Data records
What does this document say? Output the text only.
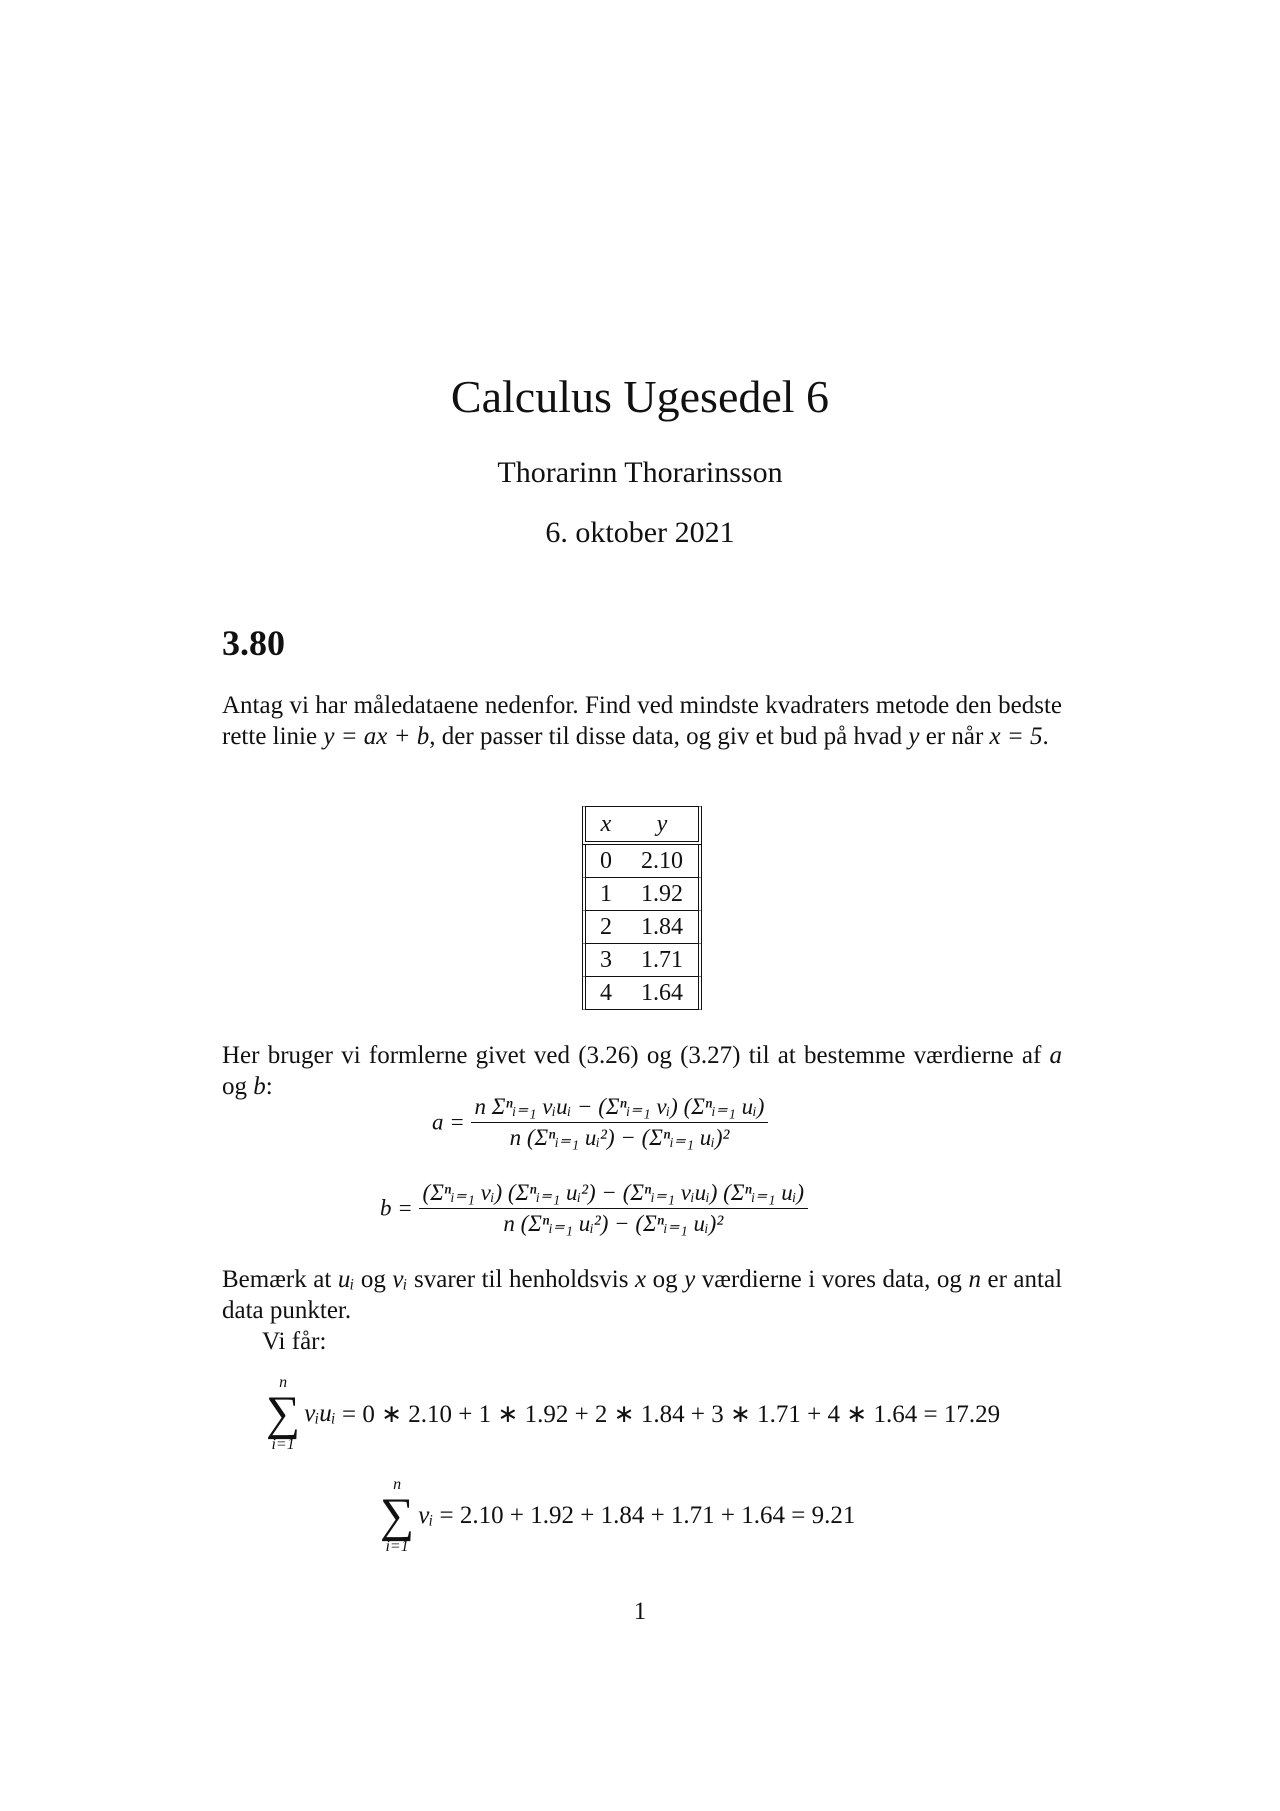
Calculus Ugesedel 6
Thorarinn Thorarinsson
6. oktober 2021
3.80
Antag vi har måledataene nedenfor. Find ved mindste kvadraters metode den bedste rette linie y = ax + b, der passer til disse data, og giv et bud på hvad y er når x = 5.
x	y
0	2.10
1	1.92
2	1.84
3	1.71
4	1.64
Her bruger vi formlerne givet ved (3.26) og (3.27) til at bestemme værdierne af a og b:
$a = \frac{\text{n Σⁿᵢ₌₁ vᵢuᵢ − (Σⁿᵢ₌₁ vᵢ) (Σⁿᵢ₌₁ uᵢ)}}{\text{n (Σⁿᵢ₌₁ uᵢ²) − (Σⁿᵢ₌₁ uᵢ)²}}$
$b = \frac{\text{(Σⁿᵢ₌₁ vᵢ) (Σⁿᵢ₌₁ uᵢ²) − (Σⁿᵢ₌₁ vᵢuᵢ) (Σⁿᵢ₌₁ uᵢ)}}{\text{n (Σⁿᵢ₌₁ uᵢ²) − (Σⁿᵢ₌₁ uᵢ)²}}$
Bemærk at uᵢ og vᵢ svarer til henholdsvis x og y værdierne i vores data, og n er antal data punkter.
Vi får:
n
∑
i=1
vᵢuᵢ
= 0 ∗ 2.10 + 1 ∗ 1.92 + 2 ∗ 1.84 + 3 ∗ 1.71 + 4 ∗ 1.64 = 17.29
n
∑
i=1
vᵢ
= 2.10 + 1.92 + 1.84 + 1.71 + 1.64 = 9.21
1
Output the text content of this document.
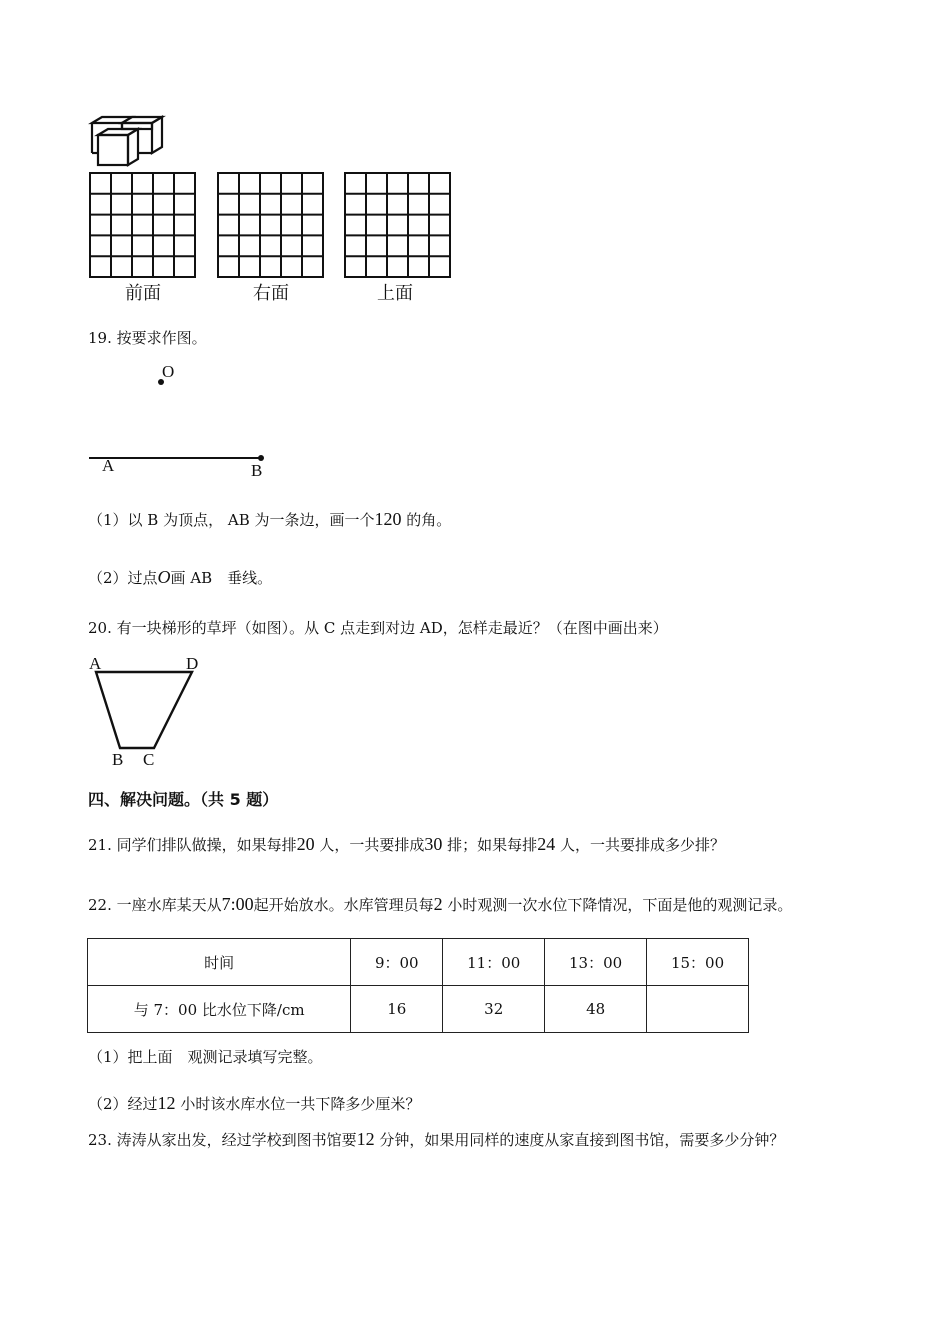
前面	右面	上面
19. 按要求作图。
O
A	B
（1）以 B 为顶点， AB 为一条边，画一个120 的角。
（2）过点O画 AB　垂线。
20. 有一块梯形的草坪（如图）。从 C 点走到对边 AD，怎样走最近？（在图中画出来）
A	D
B C
四、解决问题。（共 5 题）
21. 同学们排队做操，如果每排20 人，一共要排成30 排；如果每排24 人，一共要排成多少排？
22. 一座水库某天从7:00起开始放水。水库管理员每2 小时观测一次水位下降情况，下面是他的观测记录。
时间	9：00	11：00	13：00	15：00
与 7：00 比水位下降/cm	16	32	48	
（1）把上面　观测记录填写完整。
（2）经过12 小时该水库水位一共下降多少厘米？
23. 涛涛从家出发，经过学校到图书馆要12 分钟，如果用同样的速度从家直接到图书馆，需要多少分钟？
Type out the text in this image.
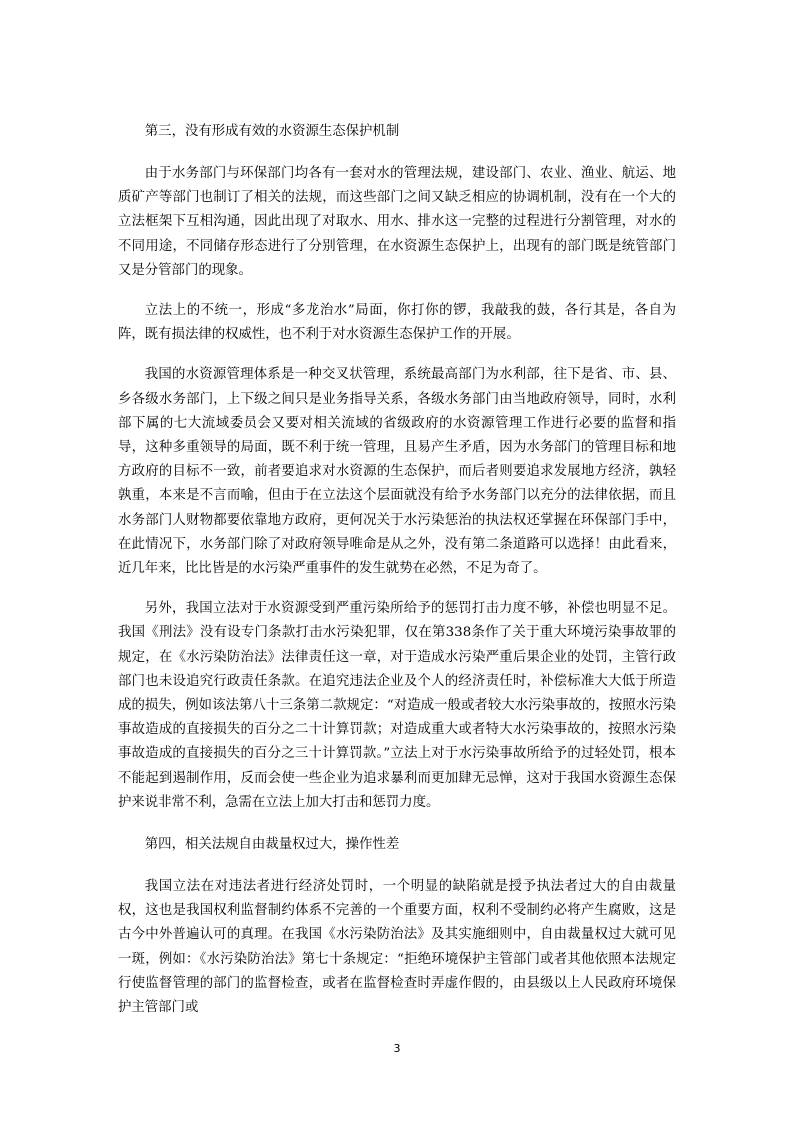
第三，没有形成有效的水资源生态保护机制

由于水务部门与环保部门均各有一套对水的管理法规，建设部门、农业、渔业、航运、地质矿产等部门也制订了相关的法规，而这些部门之间又缺乏相应的协调机制，没有在一个大的立法框架下互相沟通，因此出现了对取水、用水、排水这一完整的过程进行分割管理，对水的不同用途，不同储存形态进行了分别管理，在水资源生态保护上，出现有的部门既是统管部门又是分管部门的现象。

立法上的不统一，形成“多龙治水”局面，你打你的锣，我敲我的鼓，各行其是，各自为阵，既有损法律的权威性，也不利于对水资源生态保护工作的开展。

我国的水资源管理体系是一种交叉状管理，系统最高部门为水利部，往下是省、市、县、乡各级水务部门，上下级之间只是业务指导关系，各级水务部门由当地政府领导，同时，水利部下属的七大流域委员会又要对相关流域的省级政府的水资源管理工作进行必要的监督和指导，这种多重领导的局面，既不利于统一管理，且易产生矛盾，因为水务部门的管理目标和地方政府的目标不一致，前者要追求对水资源的生态保护，而后者则要追求发展地方经济，孰轻孰重，本来是不言而喻，但由于在立法这个层面就没有给予水务部门以充分的法律依据，而且水务部门人财物都要依靠地方政府，更何况关于水污染惩治的执法权还掌握在环保部门手中，在此情况下，水务部门除了对政府领导唯命是从之外，没有第二条道路可以选择！由此看来，近几年来，比比皆是的水污染严重事件的发生就势在必然，不足为奇了。

另外，我国立法对于水资源受到严重污染所给予的惩罚打击力度不够，补偿也明显不足。我国《刑法》没有设专门条款打击水污染犯罪，仅在第338条作了关于重大环境污染事故罪的规定，在《水污染防治法》法律责任这一章，对于造成水污染严重后果企业的处罚，主管行政部门也未设追究行政责任条款。在追究违法企业及个人的经济责任时，补偿标准大大低于所造成的损失，例如该法第八十三条第二款规定：“对造成一般或者较大水污染事故的，按照水污染事故造成的直接损失的百分之二十计算罚款；对造成重大或者特大水污染事故的，按照水污染事故造成的直接损失的百分之三十计算罚款。”立法上对于水污染事故所给予的过轻处罚，根本不能起到遏制作用，反而会使一些企业为追求暴利而更加肆无忌惮，这对于我国水资源生态保护来说非常不利，急需在立法上加大打击和惩罚力度。

第四，相关法规自由裁量权过大，操作性差

我国立法在对违法者进行经济处罚时，一个明显的缺陷就是授予执法者过大的自由裁量权，这也是我国权利监督制约体系不完善的一个重要方面，权利不受制约必将产生腐败，这是古今中外普遍认可的真理。在我国《水污染防治法》及其实施细则中，自由裁量权过大就可见一斑，例如：《水污染防治法》第七十条规定：“拒绝环境保护主管部门或者其他依照本法规定行使监督管理的部门的监督检查，或者在监督检查时弄虚作假的，由县级以上人民政府环境保护主管部门或

3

-- DESCRIPTION OF THE TASK --
In the records above, how many lines contain the word "text"? Give the number alone.

-- RESULT OF THE EXERCISE --
5